- _Given instruction_: Note each line where "подготовку" appears, and copy it.
[Start of Material to process]
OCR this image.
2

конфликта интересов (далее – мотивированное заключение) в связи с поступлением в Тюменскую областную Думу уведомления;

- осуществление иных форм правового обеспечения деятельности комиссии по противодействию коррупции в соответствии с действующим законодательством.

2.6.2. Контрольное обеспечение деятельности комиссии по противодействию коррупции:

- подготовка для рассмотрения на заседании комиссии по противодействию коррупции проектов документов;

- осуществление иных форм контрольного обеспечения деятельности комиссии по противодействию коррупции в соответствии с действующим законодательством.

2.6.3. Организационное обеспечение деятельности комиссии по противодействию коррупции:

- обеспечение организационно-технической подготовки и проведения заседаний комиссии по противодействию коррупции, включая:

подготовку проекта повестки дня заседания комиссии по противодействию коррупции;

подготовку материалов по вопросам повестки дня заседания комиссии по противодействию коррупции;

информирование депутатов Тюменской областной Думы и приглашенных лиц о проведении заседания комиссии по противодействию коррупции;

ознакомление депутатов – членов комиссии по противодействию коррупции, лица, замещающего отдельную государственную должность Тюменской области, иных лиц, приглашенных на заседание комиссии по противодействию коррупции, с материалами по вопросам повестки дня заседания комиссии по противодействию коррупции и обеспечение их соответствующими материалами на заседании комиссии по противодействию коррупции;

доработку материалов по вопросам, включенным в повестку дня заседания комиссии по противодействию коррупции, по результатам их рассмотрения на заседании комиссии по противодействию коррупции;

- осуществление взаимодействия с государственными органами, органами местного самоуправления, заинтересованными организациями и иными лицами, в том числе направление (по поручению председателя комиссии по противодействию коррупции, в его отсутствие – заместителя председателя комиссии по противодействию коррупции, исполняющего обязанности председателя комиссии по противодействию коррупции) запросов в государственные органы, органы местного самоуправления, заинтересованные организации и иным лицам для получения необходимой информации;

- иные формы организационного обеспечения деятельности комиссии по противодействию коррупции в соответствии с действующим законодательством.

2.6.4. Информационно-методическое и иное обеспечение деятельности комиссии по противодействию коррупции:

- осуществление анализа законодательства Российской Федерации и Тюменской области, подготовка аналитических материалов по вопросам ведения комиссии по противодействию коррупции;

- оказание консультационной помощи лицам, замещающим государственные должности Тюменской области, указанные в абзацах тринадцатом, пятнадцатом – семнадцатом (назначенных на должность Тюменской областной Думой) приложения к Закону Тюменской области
[End of Material to process]
- _Completed exercise_:
подготовку проекта повестки дня заседания комиссии по противодействию коррупции;
подготовку материалов по вопросам повестки дня заседания комиссии по противодействию коррупции;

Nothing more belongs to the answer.